TASK PROMPT:
Write out each line exactly as given. Leave the pictures out of your copy.

>> begin SUPPLIED RECORDS

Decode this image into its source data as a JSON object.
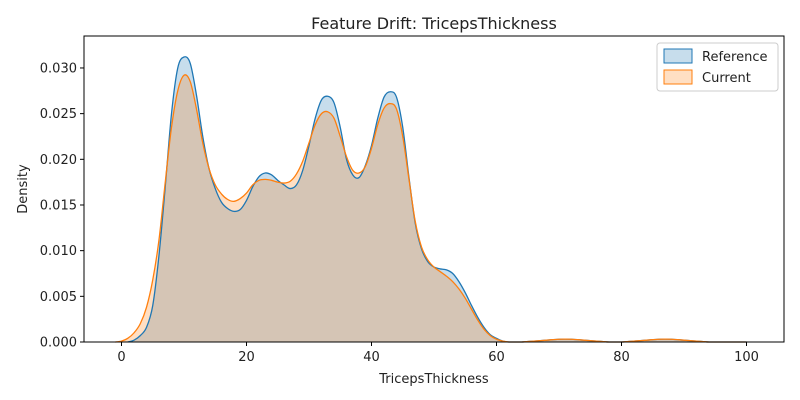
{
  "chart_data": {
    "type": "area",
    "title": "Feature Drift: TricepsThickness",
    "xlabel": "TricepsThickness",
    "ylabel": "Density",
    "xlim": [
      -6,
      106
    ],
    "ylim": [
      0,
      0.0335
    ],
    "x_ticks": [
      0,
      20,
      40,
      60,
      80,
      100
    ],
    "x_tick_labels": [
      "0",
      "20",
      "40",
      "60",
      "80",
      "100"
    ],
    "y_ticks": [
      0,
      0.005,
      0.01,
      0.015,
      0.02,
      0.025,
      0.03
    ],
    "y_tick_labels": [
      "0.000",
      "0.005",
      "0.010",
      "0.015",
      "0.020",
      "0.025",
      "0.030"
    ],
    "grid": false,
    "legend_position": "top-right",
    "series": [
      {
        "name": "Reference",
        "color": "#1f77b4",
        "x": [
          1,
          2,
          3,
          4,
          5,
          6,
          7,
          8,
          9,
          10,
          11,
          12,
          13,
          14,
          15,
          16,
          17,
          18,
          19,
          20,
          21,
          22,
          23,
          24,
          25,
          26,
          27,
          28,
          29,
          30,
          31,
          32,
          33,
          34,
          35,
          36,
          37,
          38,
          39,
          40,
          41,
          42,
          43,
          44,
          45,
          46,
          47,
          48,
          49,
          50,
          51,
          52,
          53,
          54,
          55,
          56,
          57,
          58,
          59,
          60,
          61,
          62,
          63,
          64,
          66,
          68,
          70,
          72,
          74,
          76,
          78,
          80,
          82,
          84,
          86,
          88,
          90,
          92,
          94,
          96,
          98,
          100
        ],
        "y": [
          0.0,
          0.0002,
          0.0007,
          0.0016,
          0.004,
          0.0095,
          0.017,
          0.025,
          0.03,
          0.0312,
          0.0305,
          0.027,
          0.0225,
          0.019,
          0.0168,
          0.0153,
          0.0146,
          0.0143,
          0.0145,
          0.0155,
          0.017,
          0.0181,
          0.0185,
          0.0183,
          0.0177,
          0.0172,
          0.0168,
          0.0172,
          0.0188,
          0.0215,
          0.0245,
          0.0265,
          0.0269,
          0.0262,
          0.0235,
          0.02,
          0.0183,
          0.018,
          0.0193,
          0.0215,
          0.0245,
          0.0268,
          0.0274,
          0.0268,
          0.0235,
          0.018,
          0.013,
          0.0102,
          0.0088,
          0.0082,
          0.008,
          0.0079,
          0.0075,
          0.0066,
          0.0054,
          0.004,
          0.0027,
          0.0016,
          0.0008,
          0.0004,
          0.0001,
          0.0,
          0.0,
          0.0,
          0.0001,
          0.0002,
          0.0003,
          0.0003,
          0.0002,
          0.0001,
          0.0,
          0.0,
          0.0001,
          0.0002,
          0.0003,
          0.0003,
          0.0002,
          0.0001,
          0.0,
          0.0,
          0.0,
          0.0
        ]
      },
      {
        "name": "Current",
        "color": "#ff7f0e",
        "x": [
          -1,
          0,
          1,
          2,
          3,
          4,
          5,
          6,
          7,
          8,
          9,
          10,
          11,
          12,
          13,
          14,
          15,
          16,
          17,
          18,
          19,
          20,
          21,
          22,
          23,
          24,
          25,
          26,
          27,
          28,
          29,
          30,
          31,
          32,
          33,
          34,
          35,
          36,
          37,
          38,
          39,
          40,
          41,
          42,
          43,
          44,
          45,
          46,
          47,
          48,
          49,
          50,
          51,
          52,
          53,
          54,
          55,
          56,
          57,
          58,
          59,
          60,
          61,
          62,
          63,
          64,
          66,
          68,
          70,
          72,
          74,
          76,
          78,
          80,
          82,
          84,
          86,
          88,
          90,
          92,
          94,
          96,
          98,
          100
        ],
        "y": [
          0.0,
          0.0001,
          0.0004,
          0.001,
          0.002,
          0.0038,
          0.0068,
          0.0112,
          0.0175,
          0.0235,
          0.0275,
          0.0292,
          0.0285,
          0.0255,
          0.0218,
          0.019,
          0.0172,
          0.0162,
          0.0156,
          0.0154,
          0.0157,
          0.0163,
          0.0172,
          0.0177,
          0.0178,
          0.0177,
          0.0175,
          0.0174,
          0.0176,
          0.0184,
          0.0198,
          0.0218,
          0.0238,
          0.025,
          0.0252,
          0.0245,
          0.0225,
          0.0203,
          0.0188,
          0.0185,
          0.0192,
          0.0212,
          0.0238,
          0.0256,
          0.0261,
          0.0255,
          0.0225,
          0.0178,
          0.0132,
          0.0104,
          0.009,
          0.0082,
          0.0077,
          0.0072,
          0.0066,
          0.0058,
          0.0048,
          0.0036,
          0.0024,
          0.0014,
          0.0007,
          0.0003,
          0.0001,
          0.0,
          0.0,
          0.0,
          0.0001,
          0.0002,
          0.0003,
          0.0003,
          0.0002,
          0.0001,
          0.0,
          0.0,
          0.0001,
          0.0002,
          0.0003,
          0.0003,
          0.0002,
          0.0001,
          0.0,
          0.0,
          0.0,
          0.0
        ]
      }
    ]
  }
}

>> end SUPPLIED RECORDS

CORRECT RESULT:
Decode this image into its source data as a JSON object.
{
  "chart_data": {
    "type": "area",
    "title": "Feature Drift: TricepsThickness",
    "xlabel": "TricepsThickness",
    "ylabel": "Density",
    "xlim": [
      -6,
      106
    ],
    "ylim": [
      0,
      0.0335
    ],
    "x_ticks": [
      0,
      20,
      40,
      60,
      80,
      100
    ],
    "x_tick_labels": [
      "0",
      "20",
      "40",
      "60",
      "80",
      "100"
    ],
    "y_ticks": [
      0,
      0.005,
      0.01,
      0.015,
      0.02,
      0.025,
      0.03
    ],
    "y_tick_labels": [
      "0.000",
      "0.005",
      "0.010",
      "0.015",
      "0.020",
      "0.025",
      "0.030"
    ],
    "grid": false,
    "legend_position": "top-right",
    "series": [
      {
        "name": "Reference",
        "color": "#1f77b4",
        "x": [
          1,
          2,
          3,
          4,
          5,
          6,
          7,
          8,
          9,
          10,
          11,
          12,
          13,
          14,
          15,
          16,
          17,
          18,
          19,
          20,
          21,
          22,
          23,
          24,
          25,
          26,
          27,
          28,
          29,
          30,
          31,
          32,
          33,
          34,
          35,
          36,
          37,
          38,
          39,
          40,
          41,
          42,
          43,
          44,
          45,
          46,
          47,
          48,
          49,
          50,
          51,
          52,
          53,
          54,
          55,
          56,
          57,
          58,
          59,
          60,
          61,
          62,
          63,
          64,
          66,
          68,
          70,
          72,
          74,
          76,
          78,
          80,
          82,
          84,
          86,
          88,
          90,
          92,
          94,
          96,
          98,
          100
        ],
        "y": [
          0.0,
          0.0002,
          0.0007,
          0.0016,
          0.004,
          0.0095,
          0.017,
          0.025,
          0.03,
          0.0312,
          0.0305,
          0.027,
          0.0225,
          0.019,
          0.0168,
          0.0153,
          0.0146,
          0.0143,
          0.0145,
          0.0155,
          0.017,
          0.0181,
          0.0185,
          0.0183,
          0.0177,
          0.0172,
          0.0168,
          0.0172,
          0.0188,
          0.0215,
          0.0245,
          0.0265,
          0.0269,
          0.0262,
          0.0235,
          0.02,
          0.0183,
          0.018,
          0.0193,
          0.0215,
          0.0245,
          0.0268,
          0.0274,
          0.0268,
          0.0235,
          0.018,
          0.013,
          0.0102,
          0.0088,
          0.0082,
          0.008,
          0.0079,
          0.0075,
          0.0066,
          0.0054,
          0.004,
          0.0027,
          0.0016,
          0.0008,
          0.0004,
          0.0001,
          0.0,
          0.0,
          0.0,
          0.0001,
          0.0002,
          0.0003,
          0.0003,
          0.0002,
          0.0001,
          0.0,
          0.0,
          0.0001,
          0.0002,
          0.0003,
          0.0003,
          0.0002,
          0.0001,
          0.0,
          0.0,
          0.0,
          0.0
        ]
      },
      {
        "name": "Current",
        "color": "#ff7f0e",
        "x": [
          -1,
          0,
          1,
          2,
          3,
          4,
          5,
          6,
          7,
          8,
          9,
          10,
          11,
          12,
          13,
          14,
          15,
          16,
          17,
          18,
          19,
          20,
          21,
          22,
          23,
          24,
          25,
          26,
          27,
          28,
          29,
          30,
          31,
          32,
          33,
          34,
          35,
          36,
          37,
          38,
          39,
          40,
          41,
          42,
          43,
          44,
          45,
          46,
          47,
          48,
          49,
          50,
          51,
          52,
          53,
          54,
          55,
          56,
          57,
          58,
          59,
          60,
          61,
          62,
          63,
          64,
          66,
          68,
          70,
          72,
          74,
          76,
          78,
          80,
          82,
          84,
          86,
          88,
          90,
          92,
          94,
          96,
          98,
          100
        ],
        "y": [
          0.0,
          0.0001,
          0.0004,
          0.001,
          0.002,
          0.0038,
          0.0068,
          0.0112,
          0.0175,
          0.0235,
          0.0275,
          0.0292,
          0.0285,
          0.0255,
          0.0218,
          0.019,
          0.0172,
          0.0162,
          0.0156,
          0.0154,
          0.0157,
          0.0163,
          0.0172,
          0.0177,
          0.0178,
          0.0177,
          0.0175,
          0.0174,
          0.0176,
          0.0184,
          0.0198,
          0.0218,
          0.0238,
          0.025,
          0.0252,
          0.0245,
          0.0225,
          0.0203,
          0.0188,
          0.0185,
          0.0192,
          0.0212,
          0.0238,
          0.0256,
          0.0261,
          0.0255,
          0.0225,
          0.0178,
          0.0132,
          0.0104,
          0.009,
          0.0082,
          0.0077,
          0.0072,
          0.0066,
          0.0058,
          0.0048,
          0.0036,
          0.0024,
          0.0014,
          0.0007,
          0.0003,
          0.0001,
          0.0,
          0.0,
          0.0,
          0.0001,
          0.0002,
          0.0003,
          0.0003,
          0.0002,
          0.0001,
          0.0,
          0.0,
          0.0001,
          0.0002,
          0.0003,
          0.0003,
          0.0002,
          0.0001,
          0.0,
          0.0,
          0.0,
          0.0
        ]
      }
    ]
  }
}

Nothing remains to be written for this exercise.